Stored records —
Begin

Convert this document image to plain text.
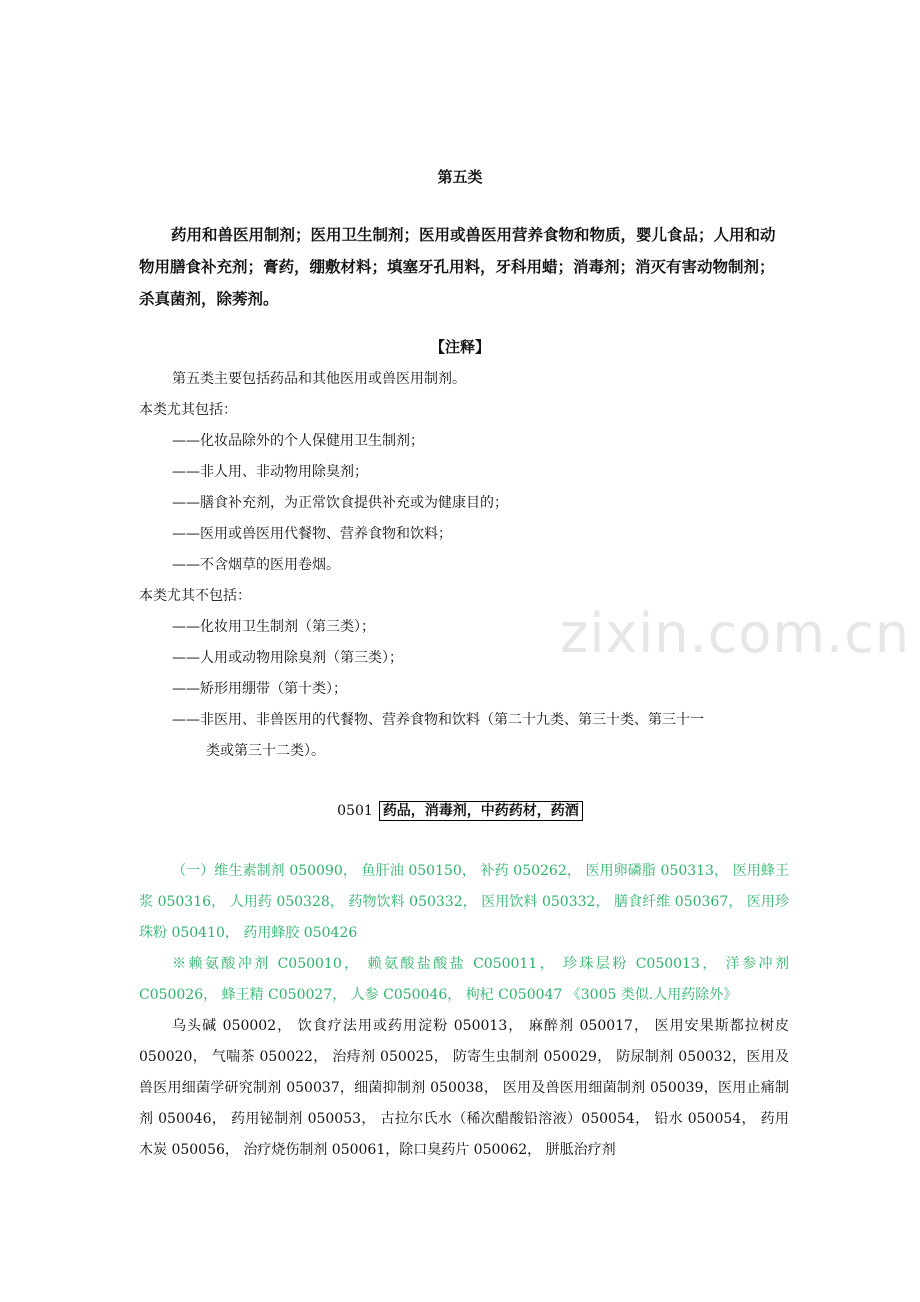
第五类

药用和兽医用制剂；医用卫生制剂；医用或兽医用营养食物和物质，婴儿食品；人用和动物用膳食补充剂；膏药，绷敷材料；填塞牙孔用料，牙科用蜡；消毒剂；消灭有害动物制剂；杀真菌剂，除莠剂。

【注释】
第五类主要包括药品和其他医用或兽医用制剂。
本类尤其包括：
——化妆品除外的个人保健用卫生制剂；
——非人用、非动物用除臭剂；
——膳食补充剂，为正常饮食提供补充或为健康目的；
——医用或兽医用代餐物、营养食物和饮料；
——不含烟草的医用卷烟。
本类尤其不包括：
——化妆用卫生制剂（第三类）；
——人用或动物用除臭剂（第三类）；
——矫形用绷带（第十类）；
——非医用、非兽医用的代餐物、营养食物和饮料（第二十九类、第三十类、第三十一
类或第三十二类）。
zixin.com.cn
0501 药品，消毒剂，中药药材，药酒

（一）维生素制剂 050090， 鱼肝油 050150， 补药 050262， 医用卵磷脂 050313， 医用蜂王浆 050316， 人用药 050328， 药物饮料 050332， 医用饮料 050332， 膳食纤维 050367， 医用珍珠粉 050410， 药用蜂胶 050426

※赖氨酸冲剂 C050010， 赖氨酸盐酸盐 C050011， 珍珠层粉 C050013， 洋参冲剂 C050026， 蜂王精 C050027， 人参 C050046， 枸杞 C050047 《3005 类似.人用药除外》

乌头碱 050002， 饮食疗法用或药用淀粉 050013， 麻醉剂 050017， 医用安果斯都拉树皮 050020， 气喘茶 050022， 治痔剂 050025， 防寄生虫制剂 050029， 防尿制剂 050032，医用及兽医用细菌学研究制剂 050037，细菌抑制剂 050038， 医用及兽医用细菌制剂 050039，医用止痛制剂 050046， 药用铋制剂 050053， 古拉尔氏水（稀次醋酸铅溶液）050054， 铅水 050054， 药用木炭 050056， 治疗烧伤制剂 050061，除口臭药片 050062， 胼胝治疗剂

End
Begin

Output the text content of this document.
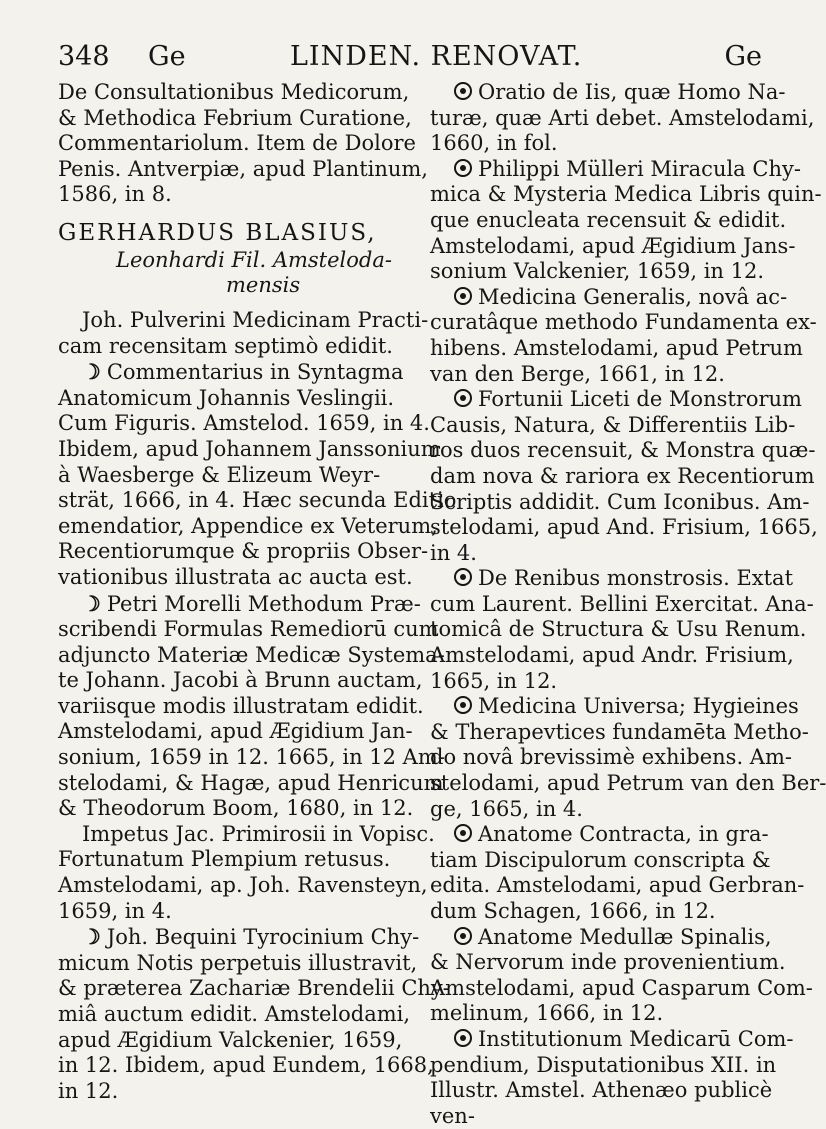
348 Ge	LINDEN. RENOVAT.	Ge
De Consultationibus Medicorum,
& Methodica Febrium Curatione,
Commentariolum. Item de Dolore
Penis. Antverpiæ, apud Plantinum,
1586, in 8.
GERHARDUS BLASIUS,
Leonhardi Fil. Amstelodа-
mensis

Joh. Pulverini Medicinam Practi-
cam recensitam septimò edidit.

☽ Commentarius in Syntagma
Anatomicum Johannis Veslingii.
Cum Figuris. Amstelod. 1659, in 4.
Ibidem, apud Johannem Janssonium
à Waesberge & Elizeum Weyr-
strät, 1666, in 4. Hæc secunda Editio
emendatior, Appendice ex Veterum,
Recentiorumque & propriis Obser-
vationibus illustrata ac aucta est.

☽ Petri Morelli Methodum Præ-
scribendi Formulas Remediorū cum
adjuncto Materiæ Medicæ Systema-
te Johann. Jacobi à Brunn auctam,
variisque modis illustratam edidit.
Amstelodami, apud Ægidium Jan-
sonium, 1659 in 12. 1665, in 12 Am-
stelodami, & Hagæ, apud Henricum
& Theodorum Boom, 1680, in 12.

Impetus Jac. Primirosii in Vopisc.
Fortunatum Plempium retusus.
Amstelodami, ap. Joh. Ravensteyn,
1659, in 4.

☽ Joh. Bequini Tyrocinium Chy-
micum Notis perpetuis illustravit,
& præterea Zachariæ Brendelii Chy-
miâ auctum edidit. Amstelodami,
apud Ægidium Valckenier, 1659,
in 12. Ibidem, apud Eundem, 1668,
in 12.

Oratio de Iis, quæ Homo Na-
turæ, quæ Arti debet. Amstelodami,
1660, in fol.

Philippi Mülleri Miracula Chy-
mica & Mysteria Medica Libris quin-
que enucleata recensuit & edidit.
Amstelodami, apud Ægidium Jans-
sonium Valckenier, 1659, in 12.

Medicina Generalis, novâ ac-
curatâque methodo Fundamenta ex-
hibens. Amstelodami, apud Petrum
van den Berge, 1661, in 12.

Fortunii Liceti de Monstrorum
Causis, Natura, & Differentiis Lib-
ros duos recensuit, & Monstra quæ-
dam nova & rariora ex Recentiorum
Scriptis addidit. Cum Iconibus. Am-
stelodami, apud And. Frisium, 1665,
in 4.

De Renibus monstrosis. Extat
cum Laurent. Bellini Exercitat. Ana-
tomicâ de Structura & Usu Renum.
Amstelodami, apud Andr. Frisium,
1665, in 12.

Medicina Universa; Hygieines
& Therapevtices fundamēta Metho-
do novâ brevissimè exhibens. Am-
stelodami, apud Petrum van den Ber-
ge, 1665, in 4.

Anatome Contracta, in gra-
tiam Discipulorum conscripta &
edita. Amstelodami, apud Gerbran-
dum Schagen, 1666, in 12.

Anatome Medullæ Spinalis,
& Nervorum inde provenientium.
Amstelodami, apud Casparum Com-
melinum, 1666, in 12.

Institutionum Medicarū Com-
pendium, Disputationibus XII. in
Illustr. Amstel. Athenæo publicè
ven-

End
Begin

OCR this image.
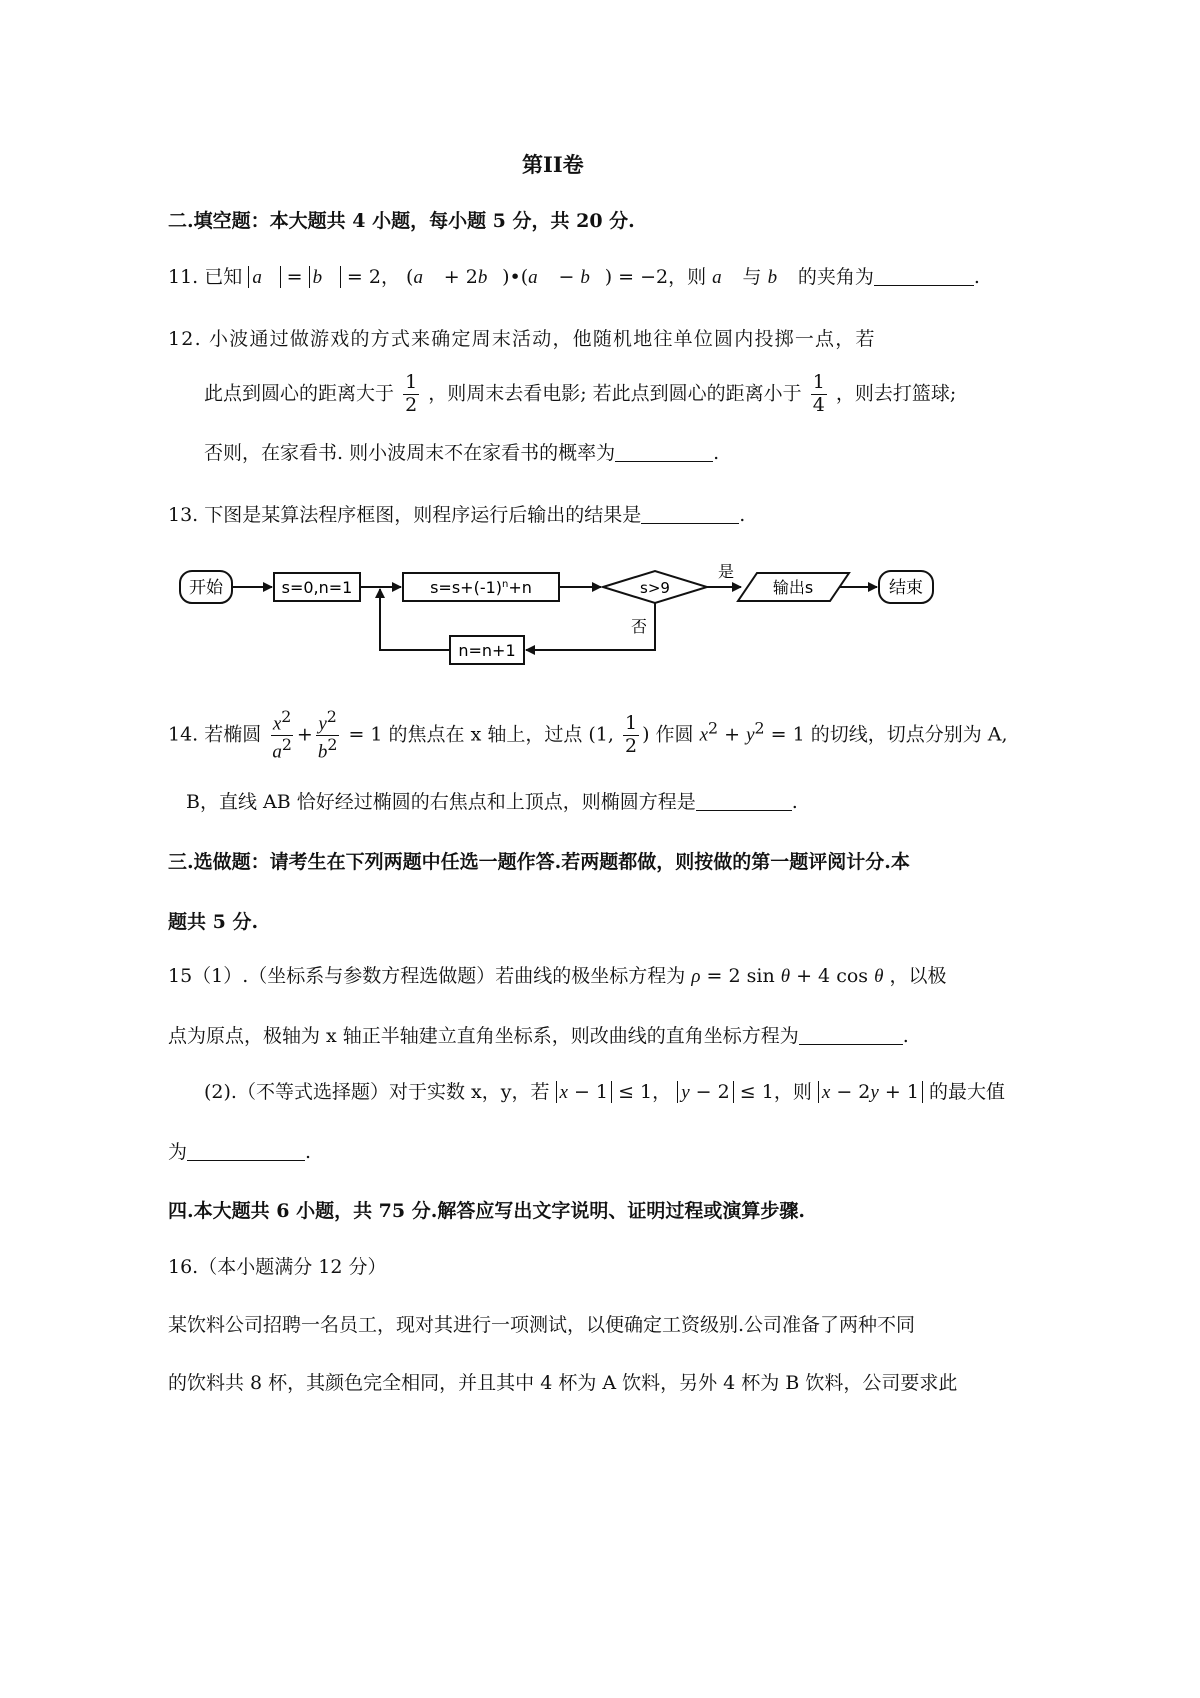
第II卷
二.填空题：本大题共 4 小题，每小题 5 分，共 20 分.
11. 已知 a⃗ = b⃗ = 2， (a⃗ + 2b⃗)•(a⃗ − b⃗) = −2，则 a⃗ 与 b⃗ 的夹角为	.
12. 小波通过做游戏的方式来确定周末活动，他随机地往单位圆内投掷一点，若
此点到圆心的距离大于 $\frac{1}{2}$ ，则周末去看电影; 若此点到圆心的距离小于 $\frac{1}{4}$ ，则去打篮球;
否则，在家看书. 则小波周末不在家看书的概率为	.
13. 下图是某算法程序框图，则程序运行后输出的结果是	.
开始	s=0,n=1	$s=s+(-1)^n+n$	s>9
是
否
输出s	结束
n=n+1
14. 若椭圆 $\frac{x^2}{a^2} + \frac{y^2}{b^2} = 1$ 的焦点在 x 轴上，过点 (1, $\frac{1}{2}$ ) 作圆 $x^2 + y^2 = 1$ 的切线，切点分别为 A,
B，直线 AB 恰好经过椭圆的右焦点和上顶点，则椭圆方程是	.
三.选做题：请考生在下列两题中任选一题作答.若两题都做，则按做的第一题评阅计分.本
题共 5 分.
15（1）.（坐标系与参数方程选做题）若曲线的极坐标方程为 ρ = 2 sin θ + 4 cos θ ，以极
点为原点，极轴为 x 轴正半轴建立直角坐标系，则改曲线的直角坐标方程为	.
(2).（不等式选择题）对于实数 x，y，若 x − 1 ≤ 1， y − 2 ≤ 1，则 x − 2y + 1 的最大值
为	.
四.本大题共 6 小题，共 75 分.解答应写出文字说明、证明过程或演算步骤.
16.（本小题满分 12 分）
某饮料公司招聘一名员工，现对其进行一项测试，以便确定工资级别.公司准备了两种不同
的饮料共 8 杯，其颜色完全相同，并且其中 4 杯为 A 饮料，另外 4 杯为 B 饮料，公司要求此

End

GIVEN REQUEST — Give the number of lines in the entries above that include the string "image". No other output is expected.

ANSWER BELOW — 2